● What is needed: Using the listing below, report all lines holding the word "ifadelerini".

● Data records:
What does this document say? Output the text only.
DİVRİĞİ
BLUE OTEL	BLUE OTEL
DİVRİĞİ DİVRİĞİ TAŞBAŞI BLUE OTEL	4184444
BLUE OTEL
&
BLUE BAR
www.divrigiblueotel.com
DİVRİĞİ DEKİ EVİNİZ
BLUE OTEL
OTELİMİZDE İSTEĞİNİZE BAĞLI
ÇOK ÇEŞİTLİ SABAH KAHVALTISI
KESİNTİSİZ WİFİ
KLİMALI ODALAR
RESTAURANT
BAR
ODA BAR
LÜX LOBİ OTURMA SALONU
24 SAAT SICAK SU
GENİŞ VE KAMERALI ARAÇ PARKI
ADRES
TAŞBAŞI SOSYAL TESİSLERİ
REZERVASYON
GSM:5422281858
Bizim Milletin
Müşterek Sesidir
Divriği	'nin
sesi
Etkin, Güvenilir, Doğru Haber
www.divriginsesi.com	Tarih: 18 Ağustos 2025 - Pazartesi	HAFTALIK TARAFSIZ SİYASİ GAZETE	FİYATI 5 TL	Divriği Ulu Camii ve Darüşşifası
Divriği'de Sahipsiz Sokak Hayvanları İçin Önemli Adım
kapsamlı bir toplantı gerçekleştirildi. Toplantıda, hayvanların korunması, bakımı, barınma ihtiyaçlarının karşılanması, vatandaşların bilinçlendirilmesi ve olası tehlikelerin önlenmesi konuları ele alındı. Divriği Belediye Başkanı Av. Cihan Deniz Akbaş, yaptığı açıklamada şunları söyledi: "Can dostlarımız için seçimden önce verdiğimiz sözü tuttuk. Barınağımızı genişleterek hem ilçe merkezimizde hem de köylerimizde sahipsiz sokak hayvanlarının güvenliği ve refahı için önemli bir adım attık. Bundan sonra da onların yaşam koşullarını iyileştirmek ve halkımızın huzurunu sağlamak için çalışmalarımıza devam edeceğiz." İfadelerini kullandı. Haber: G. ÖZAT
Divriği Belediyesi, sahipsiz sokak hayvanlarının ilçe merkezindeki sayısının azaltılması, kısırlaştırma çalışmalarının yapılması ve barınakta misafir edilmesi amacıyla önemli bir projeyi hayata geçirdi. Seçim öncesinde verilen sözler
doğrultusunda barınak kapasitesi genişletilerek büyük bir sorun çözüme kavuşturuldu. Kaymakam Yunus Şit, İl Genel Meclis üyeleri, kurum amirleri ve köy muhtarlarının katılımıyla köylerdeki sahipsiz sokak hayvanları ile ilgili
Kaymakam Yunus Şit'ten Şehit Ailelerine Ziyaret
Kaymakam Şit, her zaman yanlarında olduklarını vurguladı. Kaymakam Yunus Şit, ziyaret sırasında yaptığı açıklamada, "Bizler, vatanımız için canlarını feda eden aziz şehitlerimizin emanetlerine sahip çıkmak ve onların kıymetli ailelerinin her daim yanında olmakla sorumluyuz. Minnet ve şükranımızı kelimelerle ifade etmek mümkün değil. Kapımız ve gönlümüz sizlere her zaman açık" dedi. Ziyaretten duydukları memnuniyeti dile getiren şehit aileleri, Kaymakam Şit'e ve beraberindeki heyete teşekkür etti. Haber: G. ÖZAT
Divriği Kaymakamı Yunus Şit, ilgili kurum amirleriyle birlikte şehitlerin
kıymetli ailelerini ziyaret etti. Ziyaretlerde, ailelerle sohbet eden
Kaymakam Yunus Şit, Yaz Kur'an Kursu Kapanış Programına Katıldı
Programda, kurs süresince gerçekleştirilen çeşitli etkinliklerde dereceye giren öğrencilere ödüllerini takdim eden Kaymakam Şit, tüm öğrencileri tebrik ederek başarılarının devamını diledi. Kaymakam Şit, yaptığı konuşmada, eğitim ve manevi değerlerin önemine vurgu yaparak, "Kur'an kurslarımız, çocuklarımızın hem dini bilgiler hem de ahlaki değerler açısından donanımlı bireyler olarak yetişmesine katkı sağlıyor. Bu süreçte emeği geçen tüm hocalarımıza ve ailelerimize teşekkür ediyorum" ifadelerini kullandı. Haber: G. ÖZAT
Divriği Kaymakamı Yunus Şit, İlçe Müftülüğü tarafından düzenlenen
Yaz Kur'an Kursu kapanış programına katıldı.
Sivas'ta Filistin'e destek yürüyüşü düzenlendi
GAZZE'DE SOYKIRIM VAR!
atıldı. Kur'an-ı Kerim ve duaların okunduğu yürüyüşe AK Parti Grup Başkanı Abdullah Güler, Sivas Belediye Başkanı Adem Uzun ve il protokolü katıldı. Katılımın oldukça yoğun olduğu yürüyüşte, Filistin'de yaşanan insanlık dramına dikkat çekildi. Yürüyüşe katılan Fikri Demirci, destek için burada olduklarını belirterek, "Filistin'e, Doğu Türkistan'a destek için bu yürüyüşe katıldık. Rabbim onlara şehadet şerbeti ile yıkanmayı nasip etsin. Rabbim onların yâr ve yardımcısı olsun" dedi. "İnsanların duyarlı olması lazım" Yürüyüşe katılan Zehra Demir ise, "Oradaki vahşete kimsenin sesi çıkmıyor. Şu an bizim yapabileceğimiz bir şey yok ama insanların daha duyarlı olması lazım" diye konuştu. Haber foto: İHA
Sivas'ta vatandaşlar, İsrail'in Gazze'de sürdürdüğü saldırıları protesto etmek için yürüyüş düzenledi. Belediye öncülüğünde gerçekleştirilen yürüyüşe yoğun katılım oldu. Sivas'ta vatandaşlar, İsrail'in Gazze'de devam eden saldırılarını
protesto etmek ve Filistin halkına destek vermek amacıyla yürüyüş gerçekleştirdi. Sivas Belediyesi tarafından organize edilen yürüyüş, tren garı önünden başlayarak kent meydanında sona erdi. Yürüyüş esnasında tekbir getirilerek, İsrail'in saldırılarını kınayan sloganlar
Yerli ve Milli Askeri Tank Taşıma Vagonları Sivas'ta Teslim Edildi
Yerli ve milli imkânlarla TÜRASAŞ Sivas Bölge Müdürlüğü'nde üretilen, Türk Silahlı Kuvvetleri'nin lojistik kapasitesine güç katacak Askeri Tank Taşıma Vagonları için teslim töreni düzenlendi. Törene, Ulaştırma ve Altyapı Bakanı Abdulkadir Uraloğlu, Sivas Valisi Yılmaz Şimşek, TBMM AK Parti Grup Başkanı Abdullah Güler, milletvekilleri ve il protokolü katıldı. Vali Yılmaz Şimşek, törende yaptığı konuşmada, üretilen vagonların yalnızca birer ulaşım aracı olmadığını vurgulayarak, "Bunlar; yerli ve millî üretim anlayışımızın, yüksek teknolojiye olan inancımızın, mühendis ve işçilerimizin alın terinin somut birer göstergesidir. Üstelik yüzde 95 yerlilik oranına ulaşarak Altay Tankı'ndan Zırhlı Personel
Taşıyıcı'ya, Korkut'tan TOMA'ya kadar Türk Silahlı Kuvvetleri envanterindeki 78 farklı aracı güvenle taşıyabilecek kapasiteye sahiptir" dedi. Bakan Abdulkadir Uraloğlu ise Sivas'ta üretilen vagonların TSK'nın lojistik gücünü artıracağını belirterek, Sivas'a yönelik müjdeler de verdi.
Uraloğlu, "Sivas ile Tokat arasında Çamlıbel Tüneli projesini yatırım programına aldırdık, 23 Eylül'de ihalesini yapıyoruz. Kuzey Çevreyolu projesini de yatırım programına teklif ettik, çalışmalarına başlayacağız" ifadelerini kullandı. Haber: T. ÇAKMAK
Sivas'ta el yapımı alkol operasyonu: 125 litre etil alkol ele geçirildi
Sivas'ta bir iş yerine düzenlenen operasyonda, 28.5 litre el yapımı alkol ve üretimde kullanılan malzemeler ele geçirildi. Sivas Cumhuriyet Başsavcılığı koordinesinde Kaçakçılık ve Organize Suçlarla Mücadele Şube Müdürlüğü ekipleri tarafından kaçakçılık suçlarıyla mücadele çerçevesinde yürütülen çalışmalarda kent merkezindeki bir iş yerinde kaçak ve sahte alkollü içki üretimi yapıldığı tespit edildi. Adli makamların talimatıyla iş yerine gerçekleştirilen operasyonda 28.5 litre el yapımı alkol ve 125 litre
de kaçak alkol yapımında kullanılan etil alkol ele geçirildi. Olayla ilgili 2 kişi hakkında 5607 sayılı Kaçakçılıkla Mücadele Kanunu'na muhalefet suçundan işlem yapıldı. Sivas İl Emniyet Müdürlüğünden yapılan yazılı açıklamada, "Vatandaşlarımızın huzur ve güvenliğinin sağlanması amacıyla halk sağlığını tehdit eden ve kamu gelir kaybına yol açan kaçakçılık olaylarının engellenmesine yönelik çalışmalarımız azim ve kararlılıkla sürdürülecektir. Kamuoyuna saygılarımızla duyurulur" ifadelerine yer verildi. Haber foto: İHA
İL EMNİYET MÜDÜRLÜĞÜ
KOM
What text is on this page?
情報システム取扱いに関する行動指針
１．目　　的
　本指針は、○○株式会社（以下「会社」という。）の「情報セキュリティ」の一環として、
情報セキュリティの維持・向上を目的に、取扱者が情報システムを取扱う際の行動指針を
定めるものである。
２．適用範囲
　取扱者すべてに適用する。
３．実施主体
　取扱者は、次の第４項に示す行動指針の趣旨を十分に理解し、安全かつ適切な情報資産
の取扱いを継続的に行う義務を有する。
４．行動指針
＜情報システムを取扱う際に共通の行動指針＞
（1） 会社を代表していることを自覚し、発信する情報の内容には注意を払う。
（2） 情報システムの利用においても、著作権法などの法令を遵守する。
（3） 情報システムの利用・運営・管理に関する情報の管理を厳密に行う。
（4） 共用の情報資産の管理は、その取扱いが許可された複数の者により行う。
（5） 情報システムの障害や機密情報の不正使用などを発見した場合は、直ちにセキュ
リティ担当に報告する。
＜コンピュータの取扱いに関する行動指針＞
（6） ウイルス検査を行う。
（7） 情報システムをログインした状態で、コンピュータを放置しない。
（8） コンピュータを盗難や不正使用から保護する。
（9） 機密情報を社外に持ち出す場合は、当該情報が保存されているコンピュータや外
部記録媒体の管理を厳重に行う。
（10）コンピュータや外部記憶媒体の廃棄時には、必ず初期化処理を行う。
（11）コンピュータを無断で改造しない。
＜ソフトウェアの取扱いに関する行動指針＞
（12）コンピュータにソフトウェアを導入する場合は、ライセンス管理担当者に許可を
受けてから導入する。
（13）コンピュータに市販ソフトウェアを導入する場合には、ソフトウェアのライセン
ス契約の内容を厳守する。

● Solved problem:
Programda, kurs süresince gerçekleştirilen çeşitli etkinliklerde dereceye giren öğrencilere ödüllerini takdim eden Kaymakam Şit, tüm öğrencileri tebrik ederek başarılarının devamını diledi. Kaymakam Şit, yaptığı konuşmada, eğitim ve manevi değerlerin önemine vurgu yaparak, "Kur'an kurslarımız, çocuklarımızın hem dini bilgiler hem de ahlaki değerler açısından donanımlı bireyler olarak yetişmesine katkı sağlıyor. Bu süreçte emeği geçen tüm hocalarımıza ve ailelerimize teşekkür ediyorum" ifadelerini kullandı. Haber: G. ÖZAT
Uraloğlu, "Sivas ile Tokat arasında Çamlıbel Tüneli projesini yatırım programına aldırdık, 23 Eylül'de ihalesini yapıyoruz. Kuzey Çevreyolu projesini de yatırım programına teklif ettik, çalışmalarına başlayacağız" ifadelerini kullandı. Haber: T. ÇAKMAK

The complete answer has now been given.